+++ EXTRACTED DATA +++
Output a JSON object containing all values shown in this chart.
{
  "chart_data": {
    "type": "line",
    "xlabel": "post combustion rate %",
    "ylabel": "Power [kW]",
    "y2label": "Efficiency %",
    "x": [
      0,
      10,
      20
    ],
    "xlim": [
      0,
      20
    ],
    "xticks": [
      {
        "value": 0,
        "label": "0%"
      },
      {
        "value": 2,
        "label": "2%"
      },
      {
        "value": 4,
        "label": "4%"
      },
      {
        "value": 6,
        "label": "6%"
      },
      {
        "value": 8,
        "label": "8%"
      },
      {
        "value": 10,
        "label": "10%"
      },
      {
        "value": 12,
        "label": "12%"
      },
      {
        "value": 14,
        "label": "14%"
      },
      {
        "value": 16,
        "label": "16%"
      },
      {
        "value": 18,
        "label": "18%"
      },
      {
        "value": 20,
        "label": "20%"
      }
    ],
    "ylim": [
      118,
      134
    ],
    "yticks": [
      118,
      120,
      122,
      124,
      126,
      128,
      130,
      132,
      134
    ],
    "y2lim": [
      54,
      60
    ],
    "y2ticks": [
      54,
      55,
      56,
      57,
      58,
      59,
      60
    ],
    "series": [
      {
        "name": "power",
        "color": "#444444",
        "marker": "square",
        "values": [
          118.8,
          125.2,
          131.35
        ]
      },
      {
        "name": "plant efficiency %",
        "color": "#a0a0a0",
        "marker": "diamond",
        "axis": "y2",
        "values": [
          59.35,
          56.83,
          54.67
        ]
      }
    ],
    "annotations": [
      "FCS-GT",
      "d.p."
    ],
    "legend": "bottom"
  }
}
+++
**WHAT THE TASK ASKS:** Copy every line of the material, please, keeping it exactly the same.

**FINISHED TASK:**
Output a JSON object containing all values shown in this chart.
{
  "chart_data": {
    "type": "line",
    "xlabel": "post combustion rate %",
    "ylabel": "Power [kW]",
    "y2label": "Efficiency %",
    "x": [
      0,
      10,
      20
    ],
    "xlim": [
      0,
      20
    ],
    "xticks": [
      {
        "value": 0,
        "label": "0%"
      },
      {
        "value": 2,
        "label": "2%"
      },
      {
        "value": 4,
        "label": "4%"
      },
      {
        "value": 6,
        "label": "6%"
      },
      {
        "value": 8,
        "label": "8%"
      },
      {
        "value": 10,
        "label": "10%"
      },
      {
        "value": 12,
        "label": "12%"
      },
      {
        "value": 14,
        "label": "14%"
      },
      {
        "value": 16,
        "label": "16%"
      },
      {
        "value": 18,
        "label": "18%"
      },
      {
        "value": 20,
        "label": "20%"
      }
    ],
    "ylim": [
      118,
      134
    ],
    "yticks": [
      118,
      120,
      122,
      124,
      126,
      128,
      130,
      132,
      134
    ],
    "y2lim": [
      54,
      60
    ],
    "y2ticks": [
      54,
      55,
      56,
      57,
      58,
      59,
      60
    ],
    "series": [
      {
        "name": "power",
        "color": "#444444",
        "marker": "square",
        "values": [
          118.8,
          125.2,
          131.35
        ]
      },
      {
        "name": "plant efficiency %",
        "color": "#a0a0a0",
        "marker": "diamond",
        "axis": "y2",
        "values": [
          59.35,
          56.83,
          54.67
        ]
      }
    ],
    "annotations": [
      "FCS-GT",
      "d.p."
    ],
    "legend": "bottom"
  }
}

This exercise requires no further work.